* What to work on *
Print the data exactly as it is given, please.

* Data shown *
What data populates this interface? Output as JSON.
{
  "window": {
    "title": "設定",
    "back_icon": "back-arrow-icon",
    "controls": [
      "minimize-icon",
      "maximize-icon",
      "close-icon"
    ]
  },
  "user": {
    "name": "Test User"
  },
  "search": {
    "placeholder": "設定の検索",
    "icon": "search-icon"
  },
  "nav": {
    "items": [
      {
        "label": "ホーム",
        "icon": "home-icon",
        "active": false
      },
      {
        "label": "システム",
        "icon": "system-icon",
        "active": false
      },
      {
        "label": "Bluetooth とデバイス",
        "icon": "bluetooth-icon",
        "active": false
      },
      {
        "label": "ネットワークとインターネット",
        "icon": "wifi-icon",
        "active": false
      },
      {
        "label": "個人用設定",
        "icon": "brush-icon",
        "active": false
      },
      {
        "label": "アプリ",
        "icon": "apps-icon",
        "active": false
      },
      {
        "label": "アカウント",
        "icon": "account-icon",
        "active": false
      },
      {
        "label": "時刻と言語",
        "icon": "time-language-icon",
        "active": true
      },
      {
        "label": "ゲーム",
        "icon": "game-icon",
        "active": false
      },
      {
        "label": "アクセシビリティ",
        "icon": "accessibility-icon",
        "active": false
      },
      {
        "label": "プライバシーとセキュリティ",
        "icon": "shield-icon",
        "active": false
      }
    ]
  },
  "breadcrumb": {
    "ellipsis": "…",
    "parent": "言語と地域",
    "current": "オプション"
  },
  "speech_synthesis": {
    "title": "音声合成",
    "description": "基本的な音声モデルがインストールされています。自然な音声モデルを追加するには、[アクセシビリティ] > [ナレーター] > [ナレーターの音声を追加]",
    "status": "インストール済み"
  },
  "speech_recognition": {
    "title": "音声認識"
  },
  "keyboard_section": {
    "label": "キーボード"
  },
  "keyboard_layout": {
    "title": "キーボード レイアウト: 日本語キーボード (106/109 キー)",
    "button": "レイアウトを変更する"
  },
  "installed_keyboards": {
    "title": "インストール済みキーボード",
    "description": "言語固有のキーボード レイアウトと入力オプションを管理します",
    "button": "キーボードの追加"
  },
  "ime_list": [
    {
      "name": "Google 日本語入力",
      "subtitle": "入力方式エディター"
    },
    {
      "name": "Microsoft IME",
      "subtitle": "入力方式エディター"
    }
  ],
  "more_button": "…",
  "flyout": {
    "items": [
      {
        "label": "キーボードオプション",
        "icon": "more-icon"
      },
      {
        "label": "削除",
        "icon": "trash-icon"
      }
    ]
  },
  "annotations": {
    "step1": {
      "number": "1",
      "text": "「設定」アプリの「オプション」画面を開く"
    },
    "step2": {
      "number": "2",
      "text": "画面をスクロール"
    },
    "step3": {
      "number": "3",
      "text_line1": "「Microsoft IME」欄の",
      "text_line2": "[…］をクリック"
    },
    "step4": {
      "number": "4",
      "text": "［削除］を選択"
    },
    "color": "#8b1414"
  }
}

* Response to the exercise *
What data populates this interface? Output as JSON.
{
  "window": {
    "title": "設定",
    "back_icon": "back-arrow-icon",
    "controls": [
      "minimize-icon",
      "maximize-icon",
      "close-icon"
    ]
  },
  "user": {
    "name": "Test User"
  },
  "search": {
    "placeholder": "設定の検索",
    "icon": "search-icon"
  },
  "nav": {
    "items": [
      {
        "label": "ホーム",
        "icon": "home-icon",
        "active": false
      },
      {
        "label": "システム",
        "icon": "system-icon",
        "active": false
      },
      {
        "label": "Bluetooth とデバイス",
        "icon": "bluetooth-icon",
        "active": false
      },
      {
        "label": "ネットワークとインターネット",
        "icon": "wifi-icon",
        "active": false
      },
      {
        "label": "個人用設定",
        "icon": "brush-icon",
        "active": false
      },
      {
        "label": "アプリ",
        "icon": "apps-icon",
        "active": false
      },
      {
        "label": "アカウント",
        "icon": "account-icon",
        "active": false
      },
      {
        "label": "時刻と言語",
        "icon": "time-language-icon",
        "active": true
      },
      {
        "label": "ゲーム",
        "icon": "game-icon",
        "active": false
      },
      {
        "label": "アクセシビリティ",
        "icon": "accessibility-icon",
        "active": false
      },
      {
        "label": "プライバシーとセキュリティ",
        "icon": "shield-icon",
        "active": false
      }
    ]
  },
  "breadcrumb": {
    "ellipsis": "…",
    "parent": "言語と地域",
    "current": "オプション"
  },
  "speech_synthesis": {
    "title": "音声合成",
    "description": "基本的な音声モデルがインストールされています。自然な音声モデルを追加するには、[アクセシビリティ] > [ナレーター] > [ナレーターの音声を追加]",
    "status": "インストール済み"
  },
  "speech_recognition": {
    "title": "音声認識"
  },
  "keyboard_section": {
    "label": "キーボード"
  },
  "keyboard_layout": {
    "title": "キーボード レイアウト: 日本語キーボード (106/109 キー)",
    "button": "レイアウトを変更する"
  },
  "installed_keyboards": {
    "title": "インストール済みキーボード",
    "description": "言語固有のキーボード レイアウトと入力オプションを管理します",
    "button": "キーボードの追加"
  },
  "ime_list": [
    {
      "name": "Google 日本語入力",
      "subtitle": "入力方式エディター"
    },
    {
      "name": "Microsoft IME",
      "subtitle": "入力方式エディター"
    }
  ],
  "more_button": "…",
  "flyout": {
    "items": [
      {
        "label": "キーボードオプション",
        "icon": "more-icon"
      },
      {
        "label": "削除",
        "icon": "trash-icon"
      }
    ]
  },
  "annotations": {
    "step1": {
      "number": "1",
      "text": "「設定」アプリの「オプション」画面を開く"
    },
    "step2": {
      "number": "2",
      "text": "画面をスクロール"
    },
    "step3": {
      "number": "3",
      "text_line1": "「Microsoft IME」欄の",
      "text_line2": "[…］をクリック"
    },
    "step4": {
      "number": "4",
      "text": "［削除］を選択"
    },
    "color": "#8b1414"
  }
}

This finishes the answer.